:: Material for this exercise ::
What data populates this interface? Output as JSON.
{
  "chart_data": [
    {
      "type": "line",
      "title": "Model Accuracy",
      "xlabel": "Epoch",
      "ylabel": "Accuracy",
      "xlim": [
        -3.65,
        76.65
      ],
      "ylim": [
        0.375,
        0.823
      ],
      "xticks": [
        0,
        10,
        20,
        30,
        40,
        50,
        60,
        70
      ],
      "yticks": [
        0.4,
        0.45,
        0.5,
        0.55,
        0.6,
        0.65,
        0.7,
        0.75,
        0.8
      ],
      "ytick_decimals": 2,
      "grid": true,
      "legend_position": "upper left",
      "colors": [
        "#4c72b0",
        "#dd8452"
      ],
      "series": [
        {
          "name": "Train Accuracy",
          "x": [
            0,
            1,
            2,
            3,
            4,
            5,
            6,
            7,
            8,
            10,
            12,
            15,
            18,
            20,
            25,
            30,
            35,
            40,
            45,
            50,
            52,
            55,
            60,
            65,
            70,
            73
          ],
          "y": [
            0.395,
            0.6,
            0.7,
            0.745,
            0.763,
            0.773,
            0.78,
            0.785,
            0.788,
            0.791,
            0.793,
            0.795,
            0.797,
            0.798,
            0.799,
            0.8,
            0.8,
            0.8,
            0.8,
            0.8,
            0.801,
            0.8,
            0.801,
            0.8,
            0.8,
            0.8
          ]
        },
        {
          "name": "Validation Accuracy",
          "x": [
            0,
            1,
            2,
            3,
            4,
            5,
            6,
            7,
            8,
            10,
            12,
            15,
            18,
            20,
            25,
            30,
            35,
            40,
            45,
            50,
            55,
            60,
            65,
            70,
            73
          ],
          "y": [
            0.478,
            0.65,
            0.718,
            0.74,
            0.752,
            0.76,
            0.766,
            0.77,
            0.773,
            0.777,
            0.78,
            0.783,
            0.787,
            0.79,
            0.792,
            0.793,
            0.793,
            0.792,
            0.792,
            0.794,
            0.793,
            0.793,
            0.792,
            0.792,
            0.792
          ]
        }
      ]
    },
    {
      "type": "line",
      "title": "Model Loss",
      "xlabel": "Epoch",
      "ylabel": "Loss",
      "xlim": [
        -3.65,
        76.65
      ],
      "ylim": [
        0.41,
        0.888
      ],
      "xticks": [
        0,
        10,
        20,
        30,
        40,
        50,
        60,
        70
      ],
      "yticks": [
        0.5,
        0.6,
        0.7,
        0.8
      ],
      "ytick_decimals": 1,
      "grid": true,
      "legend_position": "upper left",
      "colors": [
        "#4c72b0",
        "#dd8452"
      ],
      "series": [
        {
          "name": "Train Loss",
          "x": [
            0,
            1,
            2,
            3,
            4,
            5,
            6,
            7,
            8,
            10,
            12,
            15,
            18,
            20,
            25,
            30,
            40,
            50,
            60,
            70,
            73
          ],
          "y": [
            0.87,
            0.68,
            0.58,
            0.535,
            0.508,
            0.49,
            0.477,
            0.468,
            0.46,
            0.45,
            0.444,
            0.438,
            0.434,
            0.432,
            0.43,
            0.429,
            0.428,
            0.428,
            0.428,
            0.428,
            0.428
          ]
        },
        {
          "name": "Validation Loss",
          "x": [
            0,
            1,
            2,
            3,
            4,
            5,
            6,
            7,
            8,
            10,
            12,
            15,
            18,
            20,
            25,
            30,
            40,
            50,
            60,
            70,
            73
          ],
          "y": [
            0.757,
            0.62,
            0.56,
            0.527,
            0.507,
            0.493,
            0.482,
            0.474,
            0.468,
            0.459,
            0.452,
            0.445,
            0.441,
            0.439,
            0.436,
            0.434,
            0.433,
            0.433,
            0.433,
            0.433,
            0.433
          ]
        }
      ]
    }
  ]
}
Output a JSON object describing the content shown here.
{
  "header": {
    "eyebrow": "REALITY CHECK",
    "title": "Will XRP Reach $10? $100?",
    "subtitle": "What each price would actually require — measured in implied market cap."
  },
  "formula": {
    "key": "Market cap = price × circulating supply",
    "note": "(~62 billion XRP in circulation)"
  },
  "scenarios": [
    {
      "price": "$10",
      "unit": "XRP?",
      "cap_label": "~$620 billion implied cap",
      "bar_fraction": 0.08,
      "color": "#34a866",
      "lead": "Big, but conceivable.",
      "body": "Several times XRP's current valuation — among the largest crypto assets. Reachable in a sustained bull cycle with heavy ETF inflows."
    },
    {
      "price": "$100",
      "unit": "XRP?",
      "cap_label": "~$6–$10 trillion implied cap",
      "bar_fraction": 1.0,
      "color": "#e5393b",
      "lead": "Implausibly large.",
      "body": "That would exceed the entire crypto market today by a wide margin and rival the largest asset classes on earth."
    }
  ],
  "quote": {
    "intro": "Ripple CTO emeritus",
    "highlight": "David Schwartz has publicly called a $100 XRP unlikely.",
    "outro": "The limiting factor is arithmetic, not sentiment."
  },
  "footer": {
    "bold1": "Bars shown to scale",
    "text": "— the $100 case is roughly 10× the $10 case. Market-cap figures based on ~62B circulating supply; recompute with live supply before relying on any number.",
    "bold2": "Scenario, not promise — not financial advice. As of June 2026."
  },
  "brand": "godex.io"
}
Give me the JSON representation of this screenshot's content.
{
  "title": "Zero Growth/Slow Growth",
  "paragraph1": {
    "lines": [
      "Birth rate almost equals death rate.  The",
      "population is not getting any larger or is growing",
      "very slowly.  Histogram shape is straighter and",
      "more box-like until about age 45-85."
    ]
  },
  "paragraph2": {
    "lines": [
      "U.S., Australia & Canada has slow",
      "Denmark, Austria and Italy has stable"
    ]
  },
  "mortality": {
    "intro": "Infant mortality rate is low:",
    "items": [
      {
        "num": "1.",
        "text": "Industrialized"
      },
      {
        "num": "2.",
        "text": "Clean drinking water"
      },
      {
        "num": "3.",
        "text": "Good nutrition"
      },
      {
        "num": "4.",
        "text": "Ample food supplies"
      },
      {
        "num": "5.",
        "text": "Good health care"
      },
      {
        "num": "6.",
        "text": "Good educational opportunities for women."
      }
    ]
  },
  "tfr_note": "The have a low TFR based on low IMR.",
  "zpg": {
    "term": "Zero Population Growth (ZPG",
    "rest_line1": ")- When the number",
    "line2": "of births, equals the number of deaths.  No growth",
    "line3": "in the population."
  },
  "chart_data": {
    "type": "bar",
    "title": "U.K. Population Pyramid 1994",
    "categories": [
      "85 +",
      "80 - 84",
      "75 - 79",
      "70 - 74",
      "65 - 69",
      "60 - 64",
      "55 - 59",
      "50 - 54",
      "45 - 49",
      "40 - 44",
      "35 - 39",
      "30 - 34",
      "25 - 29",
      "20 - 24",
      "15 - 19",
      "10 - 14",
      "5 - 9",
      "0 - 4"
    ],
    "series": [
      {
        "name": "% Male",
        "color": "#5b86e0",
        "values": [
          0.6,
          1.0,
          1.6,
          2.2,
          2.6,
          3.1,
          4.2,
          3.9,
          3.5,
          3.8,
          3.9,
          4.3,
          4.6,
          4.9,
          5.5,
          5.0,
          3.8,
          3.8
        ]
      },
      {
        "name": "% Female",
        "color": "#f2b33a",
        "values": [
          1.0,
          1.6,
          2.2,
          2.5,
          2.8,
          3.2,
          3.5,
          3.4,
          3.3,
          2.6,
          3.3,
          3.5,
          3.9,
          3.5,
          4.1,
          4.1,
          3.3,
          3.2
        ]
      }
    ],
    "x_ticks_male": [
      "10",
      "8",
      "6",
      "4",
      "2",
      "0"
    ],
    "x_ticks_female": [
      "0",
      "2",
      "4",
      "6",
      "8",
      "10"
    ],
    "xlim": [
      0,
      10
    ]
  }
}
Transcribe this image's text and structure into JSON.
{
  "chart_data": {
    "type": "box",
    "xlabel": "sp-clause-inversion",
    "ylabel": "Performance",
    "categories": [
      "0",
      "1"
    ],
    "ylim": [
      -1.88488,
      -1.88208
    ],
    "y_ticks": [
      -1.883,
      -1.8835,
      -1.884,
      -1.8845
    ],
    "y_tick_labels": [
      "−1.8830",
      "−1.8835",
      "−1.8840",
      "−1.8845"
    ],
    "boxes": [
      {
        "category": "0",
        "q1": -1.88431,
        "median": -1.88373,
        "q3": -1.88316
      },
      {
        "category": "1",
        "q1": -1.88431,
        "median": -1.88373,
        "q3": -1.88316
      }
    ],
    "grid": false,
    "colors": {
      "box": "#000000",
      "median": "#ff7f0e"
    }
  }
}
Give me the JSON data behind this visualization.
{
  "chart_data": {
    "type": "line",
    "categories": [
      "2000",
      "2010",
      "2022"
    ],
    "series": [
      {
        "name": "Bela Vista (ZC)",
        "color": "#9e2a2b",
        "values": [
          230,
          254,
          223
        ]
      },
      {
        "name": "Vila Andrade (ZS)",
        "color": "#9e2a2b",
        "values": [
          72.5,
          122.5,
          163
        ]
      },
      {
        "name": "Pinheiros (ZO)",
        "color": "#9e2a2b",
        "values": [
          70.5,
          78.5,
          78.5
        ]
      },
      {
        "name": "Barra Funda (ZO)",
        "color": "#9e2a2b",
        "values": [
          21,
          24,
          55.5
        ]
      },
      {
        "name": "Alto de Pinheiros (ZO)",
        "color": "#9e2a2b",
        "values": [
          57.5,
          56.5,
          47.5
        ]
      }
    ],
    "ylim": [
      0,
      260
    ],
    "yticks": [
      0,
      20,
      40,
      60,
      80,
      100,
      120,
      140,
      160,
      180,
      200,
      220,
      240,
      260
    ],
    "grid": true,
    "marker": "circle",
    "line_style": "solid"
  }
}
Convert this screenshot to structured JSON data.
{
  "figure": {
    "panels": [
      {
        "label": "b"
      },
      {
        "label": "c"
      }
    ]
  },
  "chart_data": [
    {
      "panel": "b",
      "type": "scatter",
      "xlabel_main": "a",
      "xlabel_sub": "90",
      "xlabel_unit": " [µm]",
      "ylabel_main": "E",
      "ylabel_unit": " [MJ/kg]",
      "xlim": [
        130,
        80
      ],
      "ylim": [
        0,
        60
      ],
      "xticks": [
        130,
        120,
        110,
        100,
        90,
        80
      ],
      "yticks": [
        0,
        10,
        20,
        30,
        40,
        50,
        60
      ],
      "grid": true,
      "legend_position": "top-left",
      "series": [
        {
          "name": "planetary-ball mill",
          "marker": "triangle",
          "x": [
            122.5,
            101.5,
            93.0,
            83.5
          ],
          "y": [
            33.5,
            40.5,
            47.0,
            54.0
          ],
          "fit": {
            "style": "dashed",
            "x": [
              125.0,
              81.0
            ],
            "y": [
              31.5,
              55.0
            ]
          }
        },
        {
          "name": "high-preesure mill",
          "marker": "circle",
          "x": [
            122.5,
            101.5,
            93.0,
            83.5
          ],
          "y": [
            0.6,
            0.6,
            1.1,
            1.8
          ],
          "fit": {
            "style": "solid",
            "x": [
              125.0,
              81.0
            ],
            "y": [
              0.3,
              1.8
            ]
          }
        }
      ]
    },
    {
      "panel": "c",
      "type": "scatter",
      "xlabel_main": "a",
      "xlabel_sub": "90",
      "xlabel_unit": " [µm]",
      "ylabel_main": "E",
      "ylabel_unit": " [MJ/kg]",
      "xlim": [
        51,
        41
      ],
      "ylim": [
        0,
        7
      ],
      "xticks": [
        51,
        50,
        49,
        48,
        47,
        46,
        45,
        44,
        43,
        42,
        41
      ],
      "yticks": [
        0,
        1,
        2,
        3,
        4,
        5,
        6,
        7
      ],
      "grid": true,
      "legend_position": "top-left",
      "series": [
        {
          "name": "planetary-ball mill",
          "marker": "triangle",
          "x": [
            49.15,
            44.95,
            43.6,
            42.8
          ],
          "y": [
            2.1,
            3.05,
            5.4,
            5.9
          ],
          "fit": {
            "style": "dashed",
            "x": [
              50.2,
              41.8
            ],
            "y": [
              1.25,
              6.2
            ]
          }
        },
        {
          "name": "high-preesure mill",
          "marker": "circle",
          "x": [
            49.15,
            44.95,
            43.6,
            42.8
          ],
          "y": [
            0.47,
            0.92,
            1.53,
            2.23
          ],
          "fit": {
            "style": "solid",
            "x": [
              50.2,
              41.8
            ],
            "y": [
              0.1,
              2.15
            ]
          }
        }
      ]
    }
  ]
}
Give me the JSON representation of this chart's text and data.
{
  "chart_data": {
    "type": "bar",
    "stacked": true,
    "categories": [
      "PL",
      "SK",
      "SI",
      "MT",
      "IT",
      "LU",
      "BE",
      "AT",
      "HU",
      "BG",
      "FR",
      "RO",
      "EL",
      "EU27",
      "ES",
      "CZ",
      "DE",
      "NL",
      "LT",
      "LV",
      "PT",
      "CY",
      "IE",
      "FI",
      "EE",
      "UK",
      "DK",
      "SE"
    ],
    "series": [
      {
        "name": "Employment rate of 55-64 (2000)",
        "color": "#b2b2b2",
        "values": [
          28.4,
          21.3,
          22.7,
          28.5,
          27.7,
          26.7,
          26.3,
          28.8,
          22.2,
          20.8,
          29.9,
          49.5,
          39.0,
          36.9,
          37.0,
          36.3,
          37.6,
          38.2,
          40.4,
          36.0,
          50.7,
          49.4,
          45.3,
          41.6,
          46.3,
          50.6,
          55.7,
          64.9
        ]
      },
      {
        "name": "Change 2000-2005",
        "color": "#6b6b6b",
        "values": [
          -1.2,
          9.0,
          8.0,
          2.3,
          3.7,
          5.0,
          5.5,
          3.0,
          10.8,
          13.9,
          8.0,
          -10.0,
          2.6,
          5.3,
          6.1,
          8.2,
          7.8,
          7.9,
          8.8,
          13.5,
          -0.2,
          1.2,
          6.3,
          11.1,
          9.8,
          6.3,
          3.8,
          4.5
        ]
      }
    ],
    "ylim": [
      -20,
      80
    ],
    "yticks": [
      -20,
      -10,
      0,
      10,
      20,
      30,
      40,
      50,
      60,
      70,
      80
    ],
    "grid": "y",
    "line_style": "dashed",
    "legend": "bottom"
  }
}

:: Direction ::
Lines of the listing that contain the word "based" are to be counted; report only their number.

:: Complete output ::
2